THE EXERCISE >> From the entries below, copy out every line with "儿童说明" in it.

Saved entries >>
====================
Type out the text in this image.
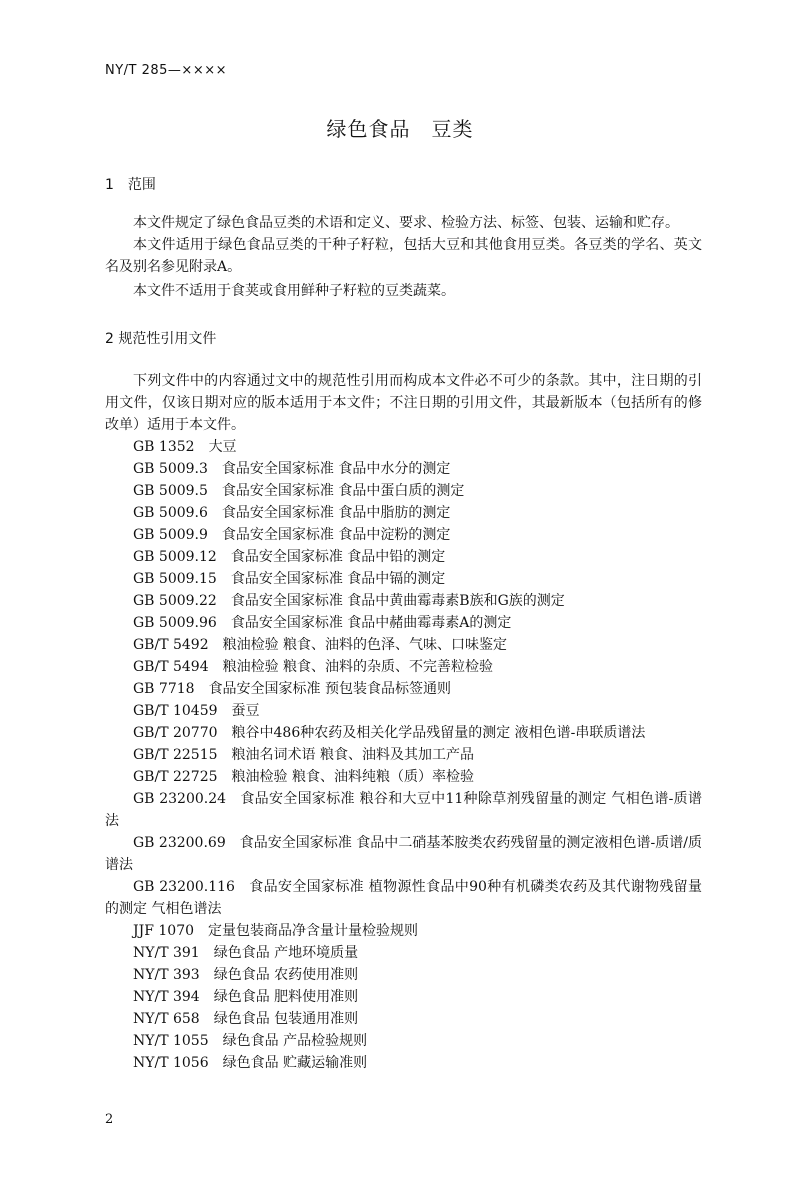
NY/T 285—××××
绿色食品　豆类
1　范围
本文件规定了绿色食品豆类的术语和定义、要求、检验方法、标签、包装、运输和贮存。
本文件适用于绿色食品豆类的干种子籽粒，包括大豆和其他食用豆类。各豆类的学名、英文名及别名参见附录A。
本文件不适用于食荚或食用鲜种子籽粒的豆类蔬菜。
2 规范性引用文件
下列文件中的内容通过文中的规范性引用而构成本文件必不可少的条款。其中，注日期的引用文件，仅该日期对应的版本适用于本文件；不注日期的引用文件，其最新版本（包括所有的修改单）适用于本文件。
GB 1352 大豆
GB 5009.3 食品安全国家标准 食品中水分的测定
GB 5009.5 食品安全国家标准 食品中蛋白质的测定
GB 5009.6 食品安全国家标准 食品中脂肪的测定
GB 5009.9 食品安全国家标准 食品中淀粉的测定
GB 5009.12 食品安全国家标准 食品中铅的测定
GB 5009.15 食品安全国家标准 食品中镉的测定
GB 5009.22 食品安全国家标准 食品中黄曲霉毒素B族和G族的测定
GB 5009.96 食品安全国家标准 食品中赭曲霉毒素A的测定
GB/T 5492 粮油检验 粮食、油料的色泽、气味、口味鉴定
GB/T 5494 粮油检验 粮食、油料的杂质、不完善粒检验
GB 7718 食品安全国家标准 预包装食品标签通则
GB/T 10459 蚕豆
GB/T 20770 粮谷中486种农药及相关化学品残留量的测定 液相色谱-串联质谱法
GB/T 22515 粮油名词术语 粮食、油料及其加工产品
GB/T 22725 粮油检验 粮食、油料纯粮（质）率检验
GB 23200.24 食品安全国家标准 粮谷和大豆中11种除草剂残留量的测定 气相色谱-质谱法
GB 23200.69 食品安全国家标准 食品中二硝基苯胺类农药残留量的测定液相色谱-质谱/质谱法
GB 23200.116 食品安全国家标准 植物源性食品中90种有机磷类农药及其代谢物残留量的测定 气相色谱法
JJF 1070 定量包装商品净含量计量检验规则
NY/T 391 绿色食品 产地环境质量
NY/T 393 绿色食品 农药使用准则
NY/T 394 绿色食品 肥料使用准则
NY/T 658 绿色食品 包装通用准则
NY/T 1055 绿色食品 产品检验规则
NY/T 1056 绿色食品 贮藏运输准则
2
====================
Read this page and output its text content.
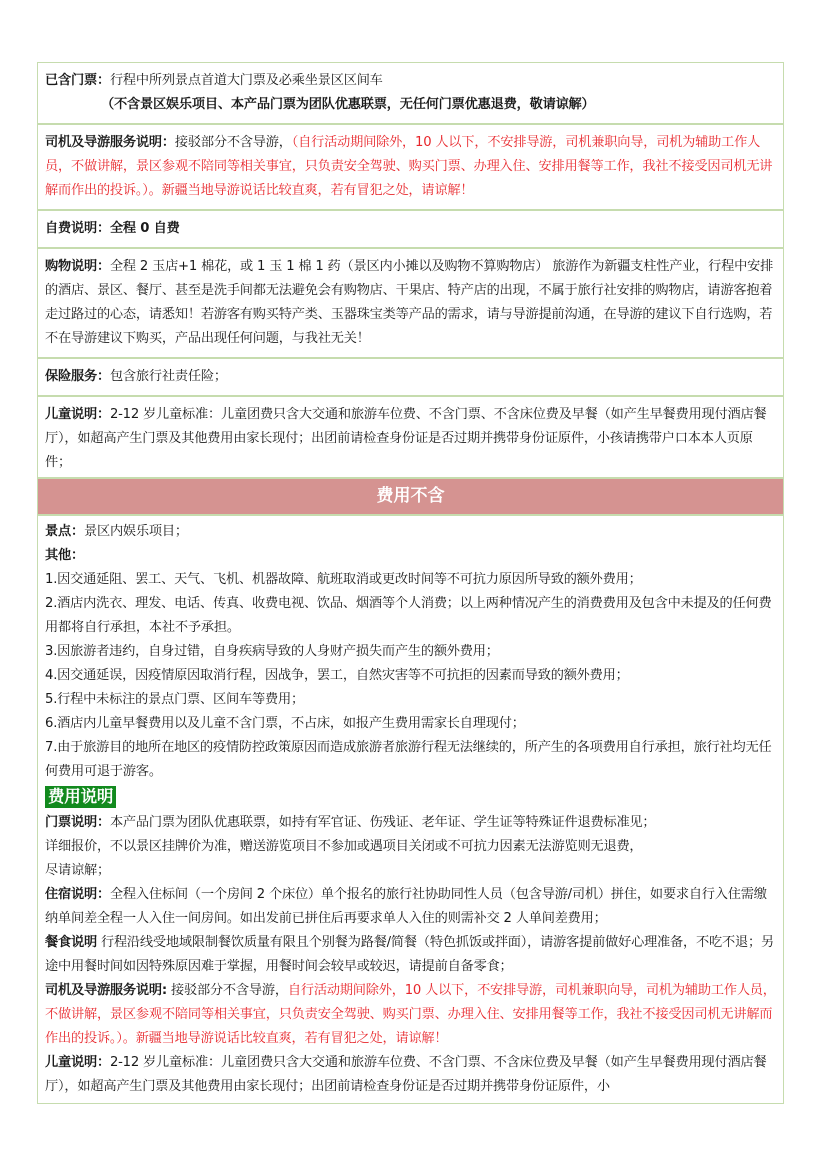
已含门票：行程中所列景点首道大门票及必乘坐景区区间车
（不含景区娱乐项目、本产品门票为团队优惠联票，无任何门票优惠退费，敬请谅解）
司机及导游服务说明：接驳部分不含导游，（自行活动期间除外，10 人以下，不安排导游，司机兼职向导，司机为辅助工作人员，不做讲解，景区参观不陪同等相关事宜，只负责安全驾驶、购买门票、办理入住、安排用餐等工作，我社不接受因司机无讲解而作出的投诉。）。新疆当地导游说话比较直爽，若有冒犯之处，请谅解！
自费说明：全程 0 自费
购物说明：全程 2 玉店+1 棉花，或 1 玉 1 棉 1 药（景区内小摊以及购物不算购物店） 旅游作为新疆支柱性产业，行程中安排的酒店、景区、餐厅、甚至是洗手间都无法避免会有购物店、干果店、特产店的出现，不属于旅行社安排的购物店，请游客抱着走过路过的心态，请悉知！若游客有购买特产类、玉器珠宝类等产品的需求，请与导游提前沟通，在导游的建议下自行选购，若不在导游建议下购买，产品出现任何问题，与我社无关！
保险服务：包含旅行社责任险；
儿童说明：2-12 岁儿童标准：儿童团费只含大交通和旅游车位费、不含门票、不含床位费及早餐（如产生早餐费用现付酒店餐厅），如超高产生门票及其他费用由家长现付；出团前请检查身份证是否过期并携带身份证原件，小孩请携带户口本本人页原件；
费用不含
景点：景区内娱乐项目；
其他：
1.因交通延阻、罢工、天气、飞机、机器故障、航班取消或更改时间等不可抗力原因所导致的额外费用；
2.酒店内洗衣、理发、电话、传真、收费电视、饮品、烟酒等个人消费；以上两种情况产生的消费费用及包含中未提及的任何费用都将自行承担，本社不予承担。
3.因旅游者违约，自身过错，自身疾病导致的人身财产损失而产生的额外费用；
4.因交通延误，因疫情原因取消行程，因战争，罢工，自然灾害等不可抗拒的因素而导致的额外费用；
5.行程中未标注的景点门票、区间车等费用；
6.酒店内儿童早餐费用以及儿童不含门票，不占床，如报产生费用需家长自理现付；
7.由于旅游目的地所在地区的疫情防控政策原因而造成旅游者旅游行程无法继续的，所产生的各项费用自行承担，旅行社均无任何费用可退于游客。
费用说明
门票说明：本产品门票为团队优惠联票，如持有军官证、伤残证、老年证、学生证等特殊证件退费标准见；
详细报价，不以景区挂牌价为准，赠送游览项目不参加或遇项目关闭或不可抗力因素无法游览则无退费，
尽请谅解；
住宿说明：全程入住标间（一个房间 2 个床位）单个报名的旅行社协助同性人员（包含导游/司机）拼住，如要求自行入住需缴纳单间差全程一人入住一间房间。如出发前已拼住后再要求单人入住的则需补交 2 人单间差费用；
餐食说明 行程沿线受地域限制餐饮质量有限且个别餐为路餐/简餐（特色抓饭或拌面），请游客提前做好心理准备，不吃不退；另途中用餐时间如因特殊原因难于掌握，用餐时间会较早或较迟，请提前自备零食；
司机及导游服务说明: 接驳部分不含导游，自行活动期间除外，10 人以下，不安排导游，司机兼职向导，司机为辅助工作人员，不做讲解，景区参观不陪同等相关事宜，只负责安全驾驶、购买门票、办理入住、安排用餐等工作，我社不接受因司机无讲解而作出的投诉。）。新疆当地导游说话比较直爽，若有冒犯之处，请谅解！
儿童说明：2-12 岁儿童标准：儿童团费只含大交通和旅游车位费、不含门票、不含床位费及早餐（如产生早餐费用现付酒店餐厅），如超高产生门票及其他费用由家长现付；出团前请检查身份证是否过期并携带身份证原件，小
====================
EXPECTED ANSWER >>
儿童说明：2-12 岁儿童标准：儿童团费只含大交通和旅游车位费、不含门票、不含床位费及早餐（如产生早餐费用现付酒店餐厅），如超高产生门票及其他费用由家长现付；出团前请检查身份证是否过期并携带身份证原件，小孩请携带户口本本人页原件；
儿童说明：2-12 岁儿童标准：儿童团费只含大交通和旅游车位费、不含门票、不含床位费及早餐（如产生早餐费用现付酒店餐厅），如超高产生门票及其他费用由家长现付；出团前请检查身份证是否过期并携带身份证原件，小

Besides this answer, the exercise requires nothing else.